02.11.2010
Finanzgericht Berlin-Brandenburg: Urteil vom 26.01.2010 – 5 K 2120/06
Eine Aufrechnung mit dem Vorsteuerbetrag aus der Rechnung des vorläufigen Insolvenzverwalters verstößt weder gegen § 96 Abs. 1 Nr. 1 InsO, da die Begründung des Vorsteueranspruchs mit der Leistungserbringung vor Eröffnung des Insolvenzverfahrens erfolgt, noch gegen § 96 Abs. 1 Nr. 3 InsO, weil die für das FA durch den Vorsteueranspruch entstandene Aufrechnungslage nicht auf einer nach der InsO anfechtbaren Rechtshandlung beruht (Anschluss an BFH v. 27.2.2009, VII B 96/08 und BFH v. 16.11.2004 VII R 75/03; entgegen BGH v. 22.10.2009 IX ZR 147/06).

Datensätze zu Elementen und Koordinaten -
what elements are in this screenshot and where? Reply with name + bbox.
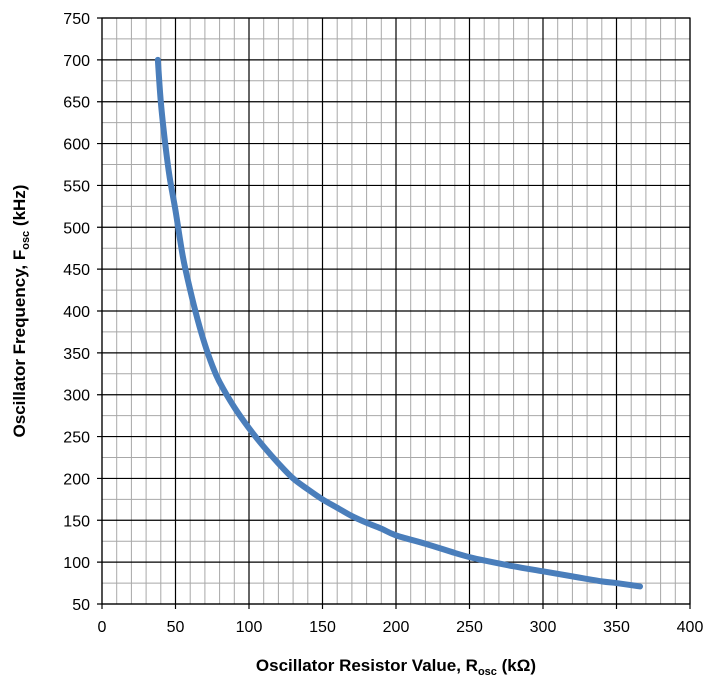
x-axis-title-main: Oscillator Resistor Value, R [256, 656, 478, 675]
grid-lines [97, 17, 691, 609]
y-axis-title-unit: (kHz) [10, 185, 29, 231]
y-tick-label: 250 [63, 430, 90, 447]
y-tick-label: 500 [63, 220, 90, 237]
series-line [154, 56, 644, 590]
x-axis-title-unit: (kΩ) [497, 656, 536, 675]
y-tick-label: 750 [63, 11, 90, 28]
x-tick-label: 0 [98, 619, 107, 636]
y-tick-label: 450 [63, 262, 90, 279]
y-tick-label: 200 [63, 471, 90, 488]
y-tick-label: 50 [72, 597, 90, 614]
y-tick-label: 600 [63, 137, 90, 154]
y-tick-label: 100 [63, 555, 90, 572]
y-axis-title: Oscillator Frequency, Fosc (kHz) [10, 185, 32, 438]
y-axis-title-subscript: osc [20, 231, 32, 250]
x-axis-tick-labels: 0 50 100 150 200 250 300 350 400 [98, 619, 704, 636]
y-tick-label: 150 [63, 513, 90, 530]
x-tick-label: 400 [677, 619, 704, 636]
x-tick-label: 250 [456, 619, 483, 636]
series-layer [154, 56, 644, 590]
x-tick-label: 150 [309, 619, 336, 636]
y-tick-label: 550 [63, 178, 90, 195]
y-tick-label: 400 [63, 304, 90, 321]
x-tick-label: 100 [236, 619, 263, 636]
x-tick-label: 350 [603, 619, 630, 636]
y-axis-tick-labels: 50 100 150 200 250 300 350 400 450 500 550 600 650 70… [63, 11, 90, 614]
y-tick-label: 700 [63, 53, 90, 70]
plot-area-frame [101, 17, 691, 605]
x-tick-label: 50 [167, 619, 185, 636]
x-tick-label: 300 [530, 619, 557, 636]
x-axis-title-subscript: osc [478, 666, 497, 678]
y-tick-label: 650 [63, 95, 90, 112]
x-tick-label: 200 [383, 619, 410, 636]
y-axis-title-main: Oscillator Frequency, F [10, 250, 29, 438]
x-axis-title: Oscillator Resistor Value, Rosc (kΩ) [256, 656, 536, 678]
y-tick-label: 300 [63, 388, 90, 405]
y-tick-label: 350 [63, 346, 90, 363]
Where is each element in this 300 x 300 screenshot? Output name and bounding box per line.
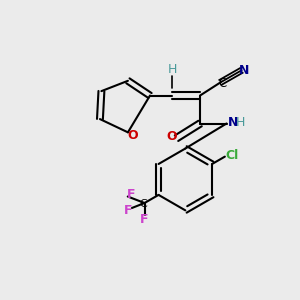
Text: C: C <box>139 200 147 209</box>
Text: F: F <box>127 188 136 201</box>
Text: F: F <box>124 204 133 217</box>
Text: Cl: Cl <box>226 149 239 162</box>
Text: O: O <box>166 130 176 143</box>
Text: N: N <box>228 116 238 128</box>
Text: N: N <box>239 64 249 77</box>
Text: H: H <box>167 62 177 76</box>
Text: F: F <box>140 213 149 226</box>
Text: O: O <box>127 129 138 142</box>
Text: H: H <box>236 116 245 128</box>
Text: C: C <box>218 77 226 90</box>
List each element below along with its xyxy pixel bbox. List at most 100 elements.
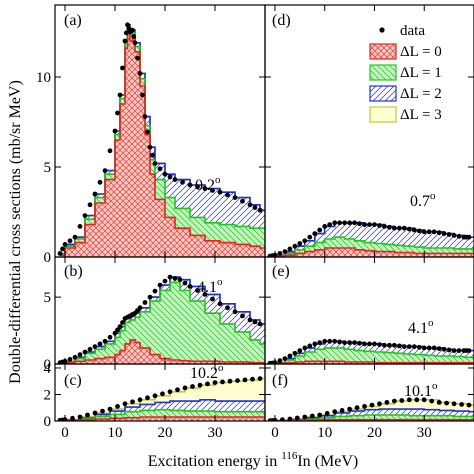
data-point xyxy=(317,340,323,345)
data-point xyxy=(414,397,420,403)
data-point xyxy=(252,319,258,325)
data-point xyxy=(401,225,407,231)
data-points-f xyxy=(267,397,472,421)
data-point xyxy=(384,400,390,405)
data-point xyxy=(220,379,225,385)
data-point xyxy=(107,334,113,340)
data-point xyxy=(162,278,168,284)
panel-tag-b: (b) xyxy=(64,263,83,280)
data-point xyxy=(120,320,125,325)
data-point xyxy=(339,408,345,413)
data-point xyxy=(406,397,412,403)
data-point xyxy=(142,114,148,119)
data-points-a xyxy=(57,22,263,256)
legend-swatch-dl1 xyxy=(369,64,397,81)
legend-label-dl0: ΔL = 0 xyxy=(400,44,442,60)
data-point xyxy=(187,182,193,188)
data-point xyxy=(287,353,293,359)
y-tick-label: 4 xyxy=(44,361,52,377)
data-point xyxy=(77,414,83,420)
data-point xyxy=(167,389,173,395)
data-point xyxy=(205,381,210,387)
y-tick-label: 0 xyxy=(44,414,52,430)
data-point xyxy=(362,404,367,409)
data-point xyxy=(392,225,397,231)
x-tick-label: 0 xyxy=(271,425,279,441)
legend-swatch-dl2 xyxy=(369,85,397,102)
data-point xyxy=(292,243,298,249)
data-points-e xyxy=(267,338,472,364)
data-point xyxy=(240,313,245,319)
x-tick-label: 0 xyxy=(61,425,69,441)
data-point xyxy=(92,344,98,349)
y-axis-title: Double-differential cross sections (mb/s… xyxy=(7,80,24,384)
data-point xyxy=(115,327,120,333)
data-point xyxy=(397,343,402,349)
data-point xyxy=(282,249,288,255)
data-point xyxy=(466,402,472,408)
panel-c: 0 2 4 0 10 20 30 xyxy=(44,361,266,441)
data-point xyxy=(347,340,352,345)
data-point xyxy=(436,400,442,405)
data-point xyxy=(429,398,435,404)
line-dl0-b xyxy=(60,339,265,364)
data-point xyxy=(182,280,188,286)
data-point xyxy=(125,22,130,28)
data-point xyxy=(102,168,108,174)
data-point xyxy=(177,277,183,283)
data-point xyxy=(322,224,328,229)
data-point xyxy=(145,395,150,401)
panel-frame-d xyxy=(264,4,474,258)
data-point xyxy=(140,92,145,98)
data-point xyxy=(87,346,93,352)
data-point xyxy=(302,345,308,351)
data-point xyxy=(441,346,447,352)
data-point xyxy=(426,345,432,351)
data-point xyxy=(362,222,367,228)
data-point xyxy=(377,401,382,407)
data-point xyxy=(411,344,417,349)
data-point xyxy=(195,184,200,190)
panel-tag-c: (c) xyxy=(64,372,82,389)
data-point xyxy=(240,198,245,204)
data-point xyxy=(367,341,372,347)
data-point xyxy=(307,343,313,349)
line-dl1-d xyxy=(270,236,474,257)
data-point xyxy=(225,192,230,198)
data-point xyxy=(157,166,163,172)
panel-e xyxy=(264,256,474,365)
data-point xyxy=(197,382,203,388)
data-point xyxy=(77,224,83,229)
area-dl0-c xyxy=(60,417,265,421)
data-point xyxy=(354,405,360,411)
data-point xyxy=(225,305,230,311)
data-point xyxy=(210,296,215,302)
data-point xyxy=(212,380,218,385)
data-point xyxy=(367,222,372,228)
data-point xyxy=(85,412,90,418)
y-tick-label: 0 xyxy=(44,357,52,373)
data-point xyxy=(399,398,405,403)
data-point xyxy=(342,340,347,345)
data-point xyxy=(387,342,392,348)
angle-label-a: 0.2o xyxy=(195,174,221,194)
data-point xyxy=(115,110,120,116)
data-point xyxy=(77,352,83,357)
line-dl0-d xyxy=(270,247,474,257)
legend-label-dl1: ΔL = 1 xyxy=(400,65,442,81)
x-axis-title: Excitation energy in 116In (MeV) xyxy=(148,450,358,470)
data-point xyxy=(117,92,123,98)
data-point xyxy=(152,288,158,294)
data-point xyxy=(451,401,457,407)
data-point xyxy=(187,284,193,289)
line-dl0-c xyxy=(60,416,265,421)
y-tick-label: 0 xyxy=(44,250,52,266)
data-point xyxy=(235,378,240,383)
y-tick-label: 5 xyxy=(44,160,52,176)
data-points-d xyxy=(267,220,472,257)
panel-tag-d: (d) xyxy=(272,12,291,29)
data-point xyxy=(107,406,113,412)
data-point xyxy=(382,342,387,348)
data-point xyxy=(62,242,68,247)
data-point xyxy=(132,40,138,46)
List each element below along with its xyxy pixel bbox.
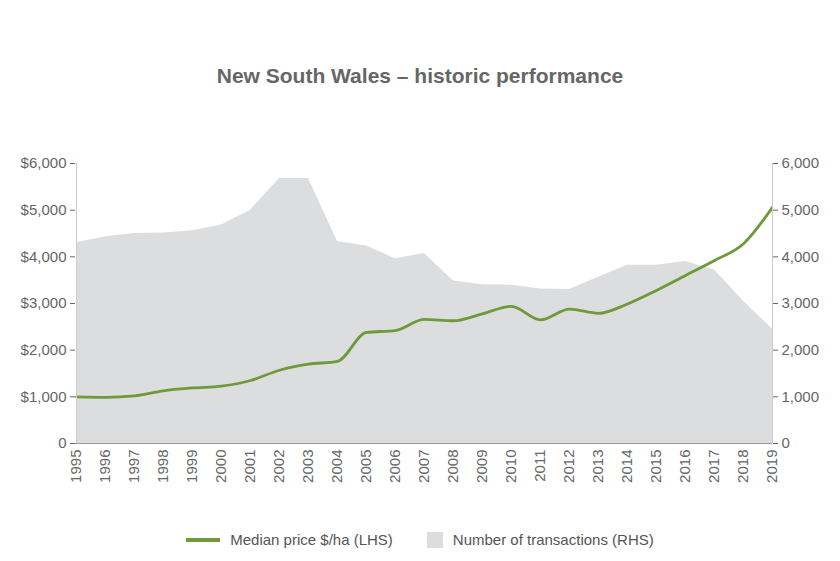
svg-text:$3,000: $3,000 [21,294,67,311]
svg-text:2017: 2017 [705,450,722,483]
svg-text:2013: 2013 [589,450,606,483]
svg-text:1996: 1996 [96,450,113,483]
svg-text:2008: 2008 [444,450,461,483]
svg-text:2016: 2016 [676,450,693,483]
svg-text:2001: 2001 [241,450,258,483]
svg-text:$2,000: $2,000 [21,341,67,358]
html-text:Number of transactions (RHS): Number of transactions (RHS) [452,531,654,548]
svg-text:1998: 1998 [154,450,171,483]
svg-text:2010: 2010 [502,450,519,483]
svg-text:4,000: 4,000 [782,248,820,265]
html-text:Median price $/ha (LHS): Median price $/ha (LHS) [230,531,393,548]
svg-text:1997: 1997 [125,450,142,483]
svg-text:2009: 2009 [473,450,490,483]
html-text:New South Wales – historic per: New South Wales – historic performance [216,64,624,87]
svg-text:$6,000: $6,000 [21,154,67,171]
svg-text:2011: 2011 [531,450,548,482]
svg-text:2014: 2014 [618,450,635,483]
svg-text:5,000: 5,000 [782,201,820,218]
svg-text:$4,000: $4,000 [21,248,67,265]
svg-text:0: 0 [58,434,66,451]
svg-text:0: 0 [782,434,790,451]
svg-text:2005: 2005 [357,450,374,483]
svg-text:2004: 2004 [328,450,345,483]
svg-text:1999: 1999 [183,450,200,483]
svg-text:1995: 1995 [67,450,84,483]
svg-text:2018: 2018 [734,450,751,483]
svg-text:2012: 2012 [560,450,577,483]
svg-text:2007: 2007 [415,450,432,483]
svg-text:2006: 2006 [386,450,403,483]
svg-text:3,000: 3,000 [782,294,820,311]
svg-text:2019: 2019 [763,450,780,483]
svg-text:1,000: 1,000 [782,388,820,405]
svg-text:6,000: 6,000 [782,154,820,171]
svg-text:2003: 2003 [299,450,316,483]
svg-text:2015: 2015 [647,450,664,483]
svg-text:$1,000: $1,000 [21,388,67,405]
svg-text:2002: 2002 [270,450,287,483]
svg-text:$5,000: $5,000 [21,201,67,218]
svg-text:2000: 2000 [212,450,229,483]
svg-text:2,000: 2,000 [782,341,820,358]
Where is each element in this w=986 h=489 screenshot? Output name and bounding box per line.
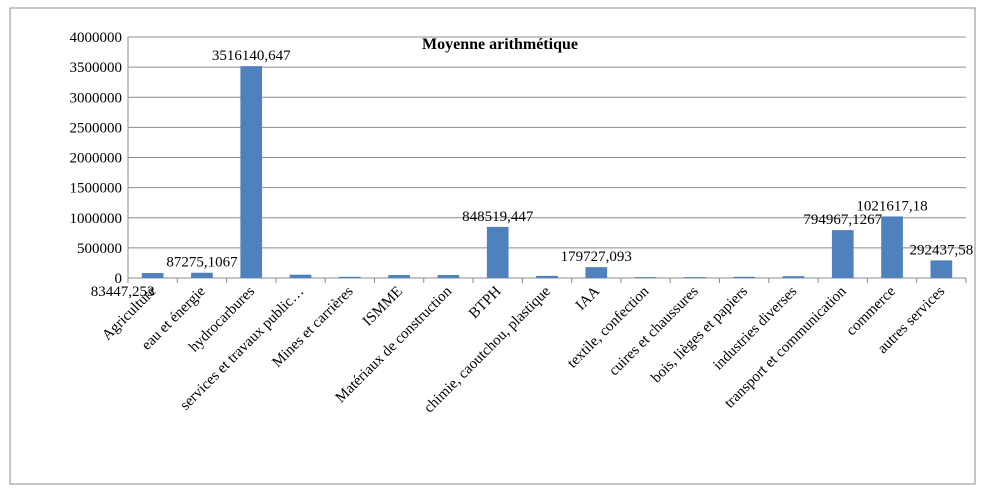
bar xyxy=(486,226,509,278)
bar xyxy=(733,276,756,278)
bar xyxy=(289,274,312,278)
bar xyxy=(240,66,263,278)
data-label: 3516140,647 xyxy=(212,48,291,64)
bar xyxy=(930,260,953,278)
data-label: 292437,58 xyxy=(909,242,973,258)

Aufgaben -
A. Erläutere anhand des Textes zum Urteil des Finanzgerichts Berlin-Brandenburg, warum die Aufrechnung mit dem Vorsteuerbetrag nicht gegen § 96 Abs. 1 Nr. 1 InsO verstößt.
B. Nenne die Entscheidung, der das Gericht laut dem Text zum Urteil des Finanzgerichts Berlin-Brandenburg ausdrücklich nicht folgt.
C. Knüpfe an den letzten Satz des Textes zum Urteil des Finanzgerichts Berlin-Brandenburg an und setze ihn fort.

Erwartete Antworten -
A. Die Aufrechnung verstößt nicht gegen § 96 Abs. 1 Nr. 1 InsO, weil der Vorsteueranspruch bereits mit der Leistungserbringung vor Eröffnung des Insolvenzverfahrens begründet wird.

B. Es folgt nicht der Entscheidung BGH v. 22.10.2009 IX ZR 147/06.

C.
IM NAMEN DES VOLKES
URTEIL
In dem Rechtsstreit
hat das Finanzgericht Berlin-Brandenburg – 5. Senat – aufgrund mündlicher Verhandlung vom 26. Januar 2010 durch den Vorsitzenden Richter am Finanzgericht …, die Richterin am Finanzgericht …, den Richter am Verwaltungsgericht …, sowie die ehrenamtlichen Richter … und …
für Recht erkannt:
Die Klage wird abgewiesen.
Die Revision wird zugelassen.
Die Kosten des Verfahrens werden dem Kläger auferlegt.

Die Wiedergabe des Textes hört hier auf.